In your copy, repeat the records exactly and leave out the pictures.

--- Start of Stored data ---

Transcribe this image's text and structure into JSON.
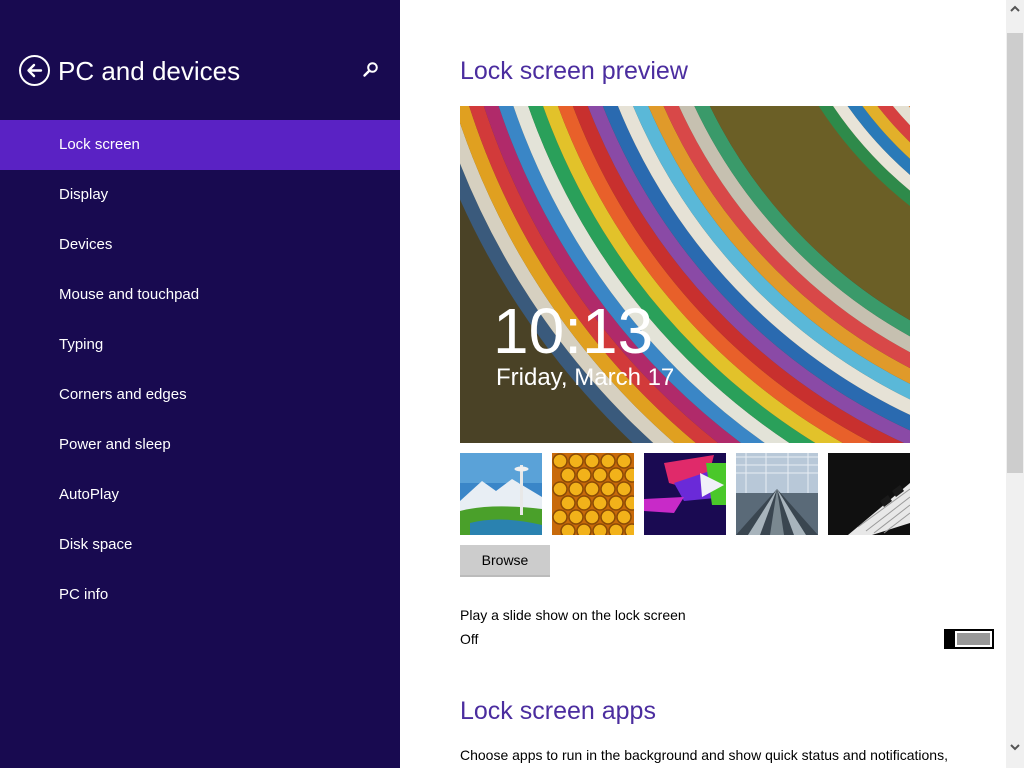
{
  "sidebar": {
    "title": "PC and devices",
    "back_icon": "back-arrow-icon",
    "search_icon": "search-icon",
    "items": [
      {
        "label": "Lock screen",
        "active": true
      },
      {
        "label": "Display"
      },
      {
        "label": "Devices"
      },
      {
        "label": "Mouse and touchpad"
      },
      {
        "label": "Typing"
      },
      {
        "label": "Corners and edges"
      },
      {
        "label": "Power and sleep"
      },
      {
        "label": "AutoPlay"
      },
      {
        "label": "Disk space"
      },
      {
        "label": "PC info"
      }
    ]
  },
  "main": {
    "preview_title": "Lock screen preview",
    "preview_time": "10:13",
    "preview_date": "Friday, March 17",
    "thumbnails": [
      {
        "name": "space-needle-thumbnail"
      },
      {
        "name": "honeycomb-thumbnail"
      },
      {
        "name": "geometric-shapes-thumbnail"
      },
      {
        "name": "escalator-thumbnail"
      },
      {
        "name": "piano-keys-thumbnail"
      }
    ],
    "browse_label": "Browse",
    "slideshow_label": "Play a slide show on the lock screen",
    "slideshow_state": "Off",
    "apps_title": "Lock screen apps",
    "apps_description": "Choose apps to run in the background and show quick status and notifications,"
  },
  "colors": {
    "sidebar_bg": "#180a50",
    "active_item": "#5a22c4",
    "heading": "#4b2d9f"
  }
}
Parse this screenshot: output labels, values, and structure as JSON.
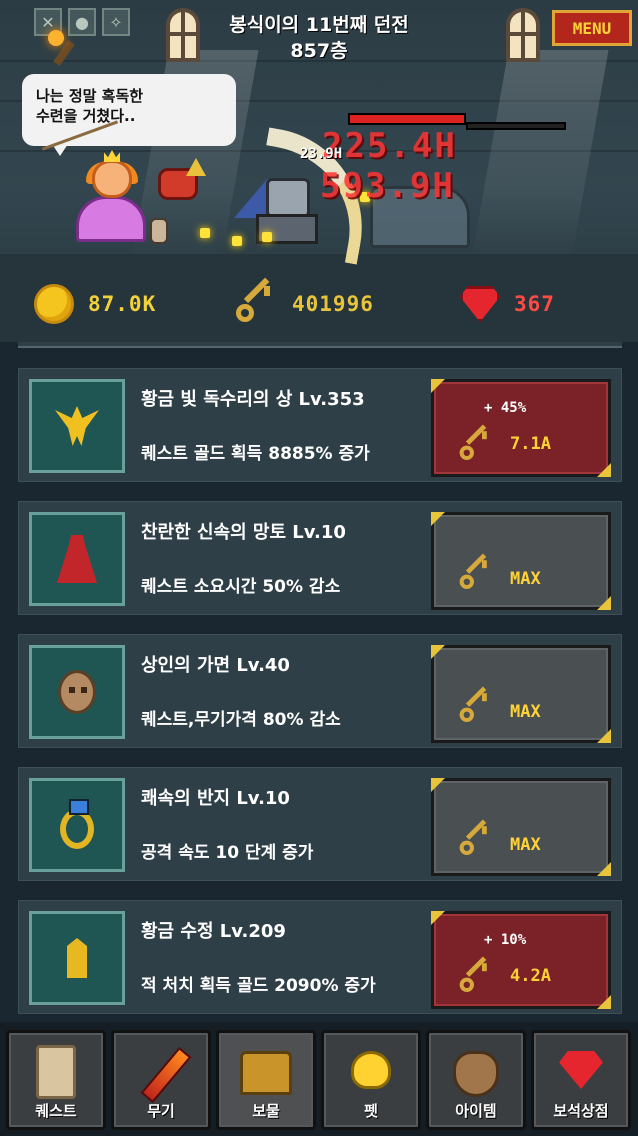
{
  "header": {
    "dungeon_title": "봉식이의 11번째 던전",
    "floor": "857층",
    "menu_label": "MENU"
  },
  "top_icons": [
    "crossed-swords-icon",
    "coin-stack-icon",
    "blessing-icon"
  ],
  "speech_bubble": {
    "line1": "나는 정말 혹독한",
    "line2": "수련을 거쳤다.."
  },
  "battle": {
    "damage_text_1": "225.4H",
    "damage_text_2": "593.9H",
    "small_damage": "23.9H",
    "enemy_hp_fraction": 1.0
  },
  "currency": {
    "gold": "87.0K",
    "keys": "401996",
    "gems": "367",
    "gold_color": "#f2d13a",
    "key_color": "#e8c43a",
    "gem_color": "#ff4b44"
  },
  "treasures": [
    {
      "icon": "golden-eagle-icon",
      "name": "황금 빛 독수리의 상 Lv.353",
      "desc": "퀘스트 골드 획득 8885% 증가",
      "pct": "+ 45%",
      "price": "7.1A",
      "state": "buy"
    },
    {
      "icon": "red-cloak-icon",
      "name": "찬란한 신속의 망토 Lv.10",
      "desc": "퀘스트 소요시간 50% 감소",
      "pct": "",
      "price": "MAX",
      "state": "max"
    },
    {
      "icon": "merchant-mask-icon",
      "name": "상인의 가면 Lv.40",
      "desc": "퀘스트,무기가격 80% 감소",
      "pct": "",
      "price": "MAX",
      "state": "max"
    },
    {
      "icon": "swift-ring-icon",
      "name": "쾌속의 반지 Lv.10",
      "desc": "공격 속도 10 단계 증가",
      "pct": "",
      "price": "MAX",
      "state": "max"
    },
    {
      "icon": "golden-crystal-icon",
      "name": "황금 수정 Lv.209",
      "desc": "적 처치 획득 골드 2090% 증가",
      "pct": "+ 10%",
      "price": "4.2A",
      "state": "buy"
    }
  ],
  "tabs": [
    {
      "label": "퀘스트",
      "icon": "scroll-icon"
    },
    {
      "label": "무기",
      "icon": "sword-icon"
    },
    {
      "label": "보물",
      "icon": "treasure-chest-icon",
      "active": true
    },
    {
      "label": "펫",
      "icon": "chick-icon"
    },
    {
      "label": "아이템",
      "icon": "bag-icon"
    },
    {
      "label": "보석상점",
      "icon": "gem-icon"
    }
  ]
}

--- End of Stored data ---

*Right answer:*
Transcribe this image's text and structure into JSON.
{
  "sidebar": {
    "title": "PC and devices",
    "back_icon": "back-arrow-icon",
    "search_icon": "search-icon",
    "items": [
      {
        "label": "Lock screen",
        "active": true
      },
      {
        "label": "Display"
      },
      {
        "label": "Devices"
      },
      {
        "label": "Mouse and touchpad"
      },
      {
        "label": "Typing"
      },
      {
        "label": "Corners and edges"
      },
      {
        "label": "Power and sleep"
      },
      {
        "label": "AutoPlay"
      },
      {
        "label": "Disk space"
      },
      {
        "label": "PC info"
      }
    ]
  },
  "main": {
    "preview_title": "Lock screen preview",
    "preview_time": "10:13",
    "preview_date": "Friday, March 17",
    "thumbnails": [
      {
        "name": "space-needle-thumbnail"
      },
      {
        "name": "honeycomb-thumbnail"
      },
      {
        "name": "geometric-shapes-thumbnail"
      },
      {
        "name": "escalator-thumbnail"
      },
      {
        "name": "piano-keys-thumbnail"
      }
    ],
    "browse_label": "Browse",
    "slideshow_label": "Play a slide show on the lock screen",
    "slideshow_state": "Off",
    "apps_title": "Lock screen apps",
    "apps_description": "Choose apps to run in the background and show quick status and notifications,"
  },
  "colors": {
    "sidebar_bg": "#180a50",
    "active_item": "#5a22c4",
    "heading": "#4b2d9f"
  }
}
Parse this screenshot: output labels, values, and structure as JSON.
{
  "header": {
    "dungeon_title": "봉식이의 11번째 던전",
    "floor": "857층",
    "menu_label": "MENU"
  },
  "top_icons": [
    "crossed-swords-icon",
    "coin-stack-icon",
    "blessing-icon"
  ],
  "speech_bubble": {
    "line1": "나는 정말 혹독한",
    "line2": "수련을 거쳤다.."
  },
  "battle": {
    "damage_text_1": "225.4H",
    "damage_text_2": "593.9H",
    "small_damage": "23.9H",
    "enemy_hp_fraction": 1.0
  },
  "currency": {
    "gold": "87.0K",
    "keys": "401996",
    "gems": "367",
    "gold_color": "#f2d13a",
    "key_color": "#e8c43a",
    "gem_color": "#ff4b44"
  },
  "treasures": [
    {
      "icon": "golden-eagle-icon",
      "name": "황금 빛 독수리의 상 Lv.353",
      "desc": "퀘스트 골드 획득 8885% 증가",
      "pct": "+ 45%",
      "price": "7.1A",
      "state": "buy"
    },
    {
      "icon": "red-cloak-icon",
      "name": "찬란한 신속의 망토 Lv.10",
      "desc": "퀘스트 소요시간 50% 감소",
      "pct": "",
      "price": "MAX",
      "state": "max"
    },
    {
      "icon": "merchant-mask-icon",
      "name": "상인의 가면 Lv.40",
      "desc": "퀘스트,무기가격 80% 감소",
      "pct": "",
      "price": "MAX",
      "state": "max"
    },
    {
      "icon": "swift-ring-icon",
      "name": "쾌속의 반지 Lv.10",
      "desc": "공격 속도 10 단계 증가",
      "pct": "",
      "price": "MAX",
      "state": "max"
    },
    {
      "icon": "golden-crystal-icon",
      "name": "황금 수정 Lv.209",
      "desc": "적 처치 획득 골드 2090% 증가",
      "pct": "+ 10%",
      "price": "4.2A",
      "state": "buy"
    }
  ],
  "tabs": [
    {
      "label": "퀘스트",
      "icon": "scroll-icon"
    },
    {
      "label": "무기",
      "icon": "sword-icon"
    },
    {
      "label": "보물",
      "icon": "treasure-chest-icon",
      "active": true
    },
    {
      "label": "펫",
      "icon": "chick-icon"
    },
    {
      "label": "아이템",
      "icon": "bag-icon"
    },
    {
      "label": "보석상점",
      "icon": "gem-icon"
    }
  ]
}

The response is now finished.